Task brief: Copy out all the entries word for word.

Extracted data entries
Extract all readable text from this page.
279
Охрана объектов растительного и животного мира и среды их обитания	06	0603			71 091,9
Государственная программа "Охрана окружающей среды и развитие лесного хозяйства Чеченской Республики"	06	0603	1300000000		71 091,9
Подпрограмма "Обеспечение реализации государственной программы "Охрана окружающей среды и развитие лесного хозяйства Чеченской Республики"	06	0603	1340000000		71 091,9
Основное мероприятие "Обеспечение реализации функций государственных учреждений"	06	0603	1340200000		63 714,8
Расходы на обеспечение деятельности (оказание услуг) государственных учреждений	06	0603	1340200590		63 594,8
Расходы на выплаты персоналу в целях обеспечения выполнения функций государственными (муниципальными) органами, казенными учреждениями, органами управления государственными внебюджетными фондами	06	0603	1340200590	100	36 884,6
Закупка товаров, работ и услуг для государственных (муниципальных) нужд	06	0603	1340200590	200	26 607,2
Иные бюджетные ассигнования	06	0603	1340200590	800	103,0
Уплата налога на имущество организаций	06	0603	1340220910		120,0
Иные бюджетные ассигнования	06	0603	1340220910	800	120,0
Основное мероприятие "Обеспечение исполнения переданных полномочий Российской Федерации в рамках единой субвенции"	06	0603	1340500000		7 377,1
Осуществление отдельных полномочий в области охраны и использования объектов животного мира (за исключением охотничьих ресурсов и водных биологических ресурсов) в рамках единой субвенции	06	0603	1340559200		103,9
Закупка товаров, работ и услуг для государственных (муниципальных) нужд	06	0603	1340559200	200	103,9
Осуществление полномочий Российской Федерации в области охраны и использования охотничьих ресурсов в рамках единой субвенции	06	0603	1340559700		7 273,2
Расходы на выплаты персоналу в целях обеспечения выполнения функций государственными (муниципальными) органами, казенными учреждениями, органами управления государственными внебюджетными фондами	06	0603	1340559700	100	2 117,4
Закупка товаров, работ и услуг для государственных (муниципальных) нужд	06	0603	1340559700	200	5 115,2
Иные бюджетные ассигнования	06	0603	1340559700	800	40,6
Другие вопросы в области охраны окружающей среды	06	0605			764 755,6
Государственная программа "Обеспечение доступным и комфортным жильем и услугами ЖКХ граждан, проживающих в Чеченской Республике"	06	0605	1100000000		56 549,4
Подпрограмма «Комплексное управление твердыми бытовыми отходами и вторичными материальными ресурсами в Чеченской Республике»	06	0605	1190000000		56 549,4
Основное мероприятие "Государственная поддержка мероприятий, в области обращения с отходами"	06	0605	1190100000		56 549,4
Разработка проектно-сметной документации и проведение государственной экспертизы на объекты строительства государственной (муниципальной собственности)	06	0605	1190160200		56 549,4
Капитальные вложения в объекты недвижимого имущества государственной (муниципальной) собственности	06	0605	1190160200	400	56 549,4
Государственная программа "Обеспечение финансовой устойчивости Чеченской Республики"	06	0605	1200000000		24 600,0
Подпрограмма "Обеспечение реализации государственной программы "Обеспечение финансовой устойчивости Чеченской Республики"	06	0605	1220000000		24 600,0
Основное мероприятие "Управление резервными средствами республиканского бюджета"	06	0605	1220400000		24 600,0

Exercise result:
Extract all readable text from this page.
279
Охрана объектов растительного и животного мира и среды их обитания	06	0603			71 091,9
Государственная программа "Охрана окружающей среды и развитие лесного хозяйства Чеченской Республики"	06	0603	1300000000		71 091,9
Подпрограмма "Обеспечение реализации государственной программы "Охрана окружающей среды и развитие лесного хозяйства Чеченской Республики"	06	0603	1340000000		71 091,9
Основное мероприятие "Обеспечение реализации функций государственных учреждений"	06	0603	1340200000		63 714,8
Расходы на обеспечение деятельности (оказание услуг) государственных учреждений	06	0603	1340200590		63 594,8
Расходы на выплаты персоналу в целях обеспечения выполнения функций государственными (муниципальными) органами, казенными учреждениями, органами управления государственными внебюджетными фондами	06	0603	1340200590	100	36 884,6
Закупка товаров, работ и услуг для государственных (муниципальных) нужд	06	0603	1340200590	200	26 607,2
Иные бюджетные ассигнования	06	0603	1340200590	800	103,0
Уплата налога на имущество организаций	06	0603	1340220910		120,0
Иные бюджетные ассигнования	06	0603	1340220910	800	120,0
Основное мероприятие "Обеспечение исполнения переданных полномочий Российской Федерации в рамках единой субвенции"	06	0603	1340500000		7 377,1
Осуществление отдельных полномочий в области охраны и использования объектов животного мира (за исключением охотничьих ресурсов и водных биологических ресурсов) в рамках единой субвенции	06	0603	1340559200		103,9
Закупка товаров, работ и услуг для государственных (муниципальных) нужд	06	0603	1340559200	200	103,9
Осуществление полномочий Российской Федерации в области охраны и использования охотничьих ресурсов в рамках единой субвенции	06	0603	1340559700		7 273,2
Расходы на выплаты персоналу в целях обеспечения выполнения функций государственными (муниципальными) органами, казенными учреждениями, органами управления государственными внебюджетными фондами	06	0603	1340559700	100	2 117,4
Закупка товаров, работ и услуг для государственных (муниципальных) нужд	06	0603	1340559700	200	5 115,2
Иные бюджетные ассигнования	06	0603	1340559700	800	40,6
Другие вопросы в области охраны окружающей среды	06	0605			764 755,6
Государственная программа "Обеспечение доступным и комфортным жильем и услугами ЖКХ граждан, проживающих в Чеченской Республике"	06	0605	1100000000		56 549,4
Подпрограмма «Комплексное управление твердыми бытовыми отходами и вторичными материальными ресурсами в Чеченской Республике»	06	0605	1190000000		56 549,4
Основное мероприятие "Государственная поддержка мероприятий, в области обращения с отходами"	06	0605	1190100000		56 549,4
Разработка проектно-сметной документации и проведение государственной экспертизы на объекты строительства государственной (муниципальной собственности)	06	0605	1190160200		56 549,4
Капитальные вложения в объекты недвижимого имущества государственной (муниципальной) собственности	06	0605	1190160200	400	56 549,4
Государственная программа "Обеспечение финансовой устойчивости Чеченской Республики"	06	0605	1200000000		24 600,0
Подпрограмма "Обеспечение реализации государственной программы "Обеспечение финансовой устойчивости Чеченской Республики"	06	0605	1220000000		24 600,0
Основное мероприятие "Управление резервными средствами республиканского бюджета"	06	0605	1220400000		24 600,0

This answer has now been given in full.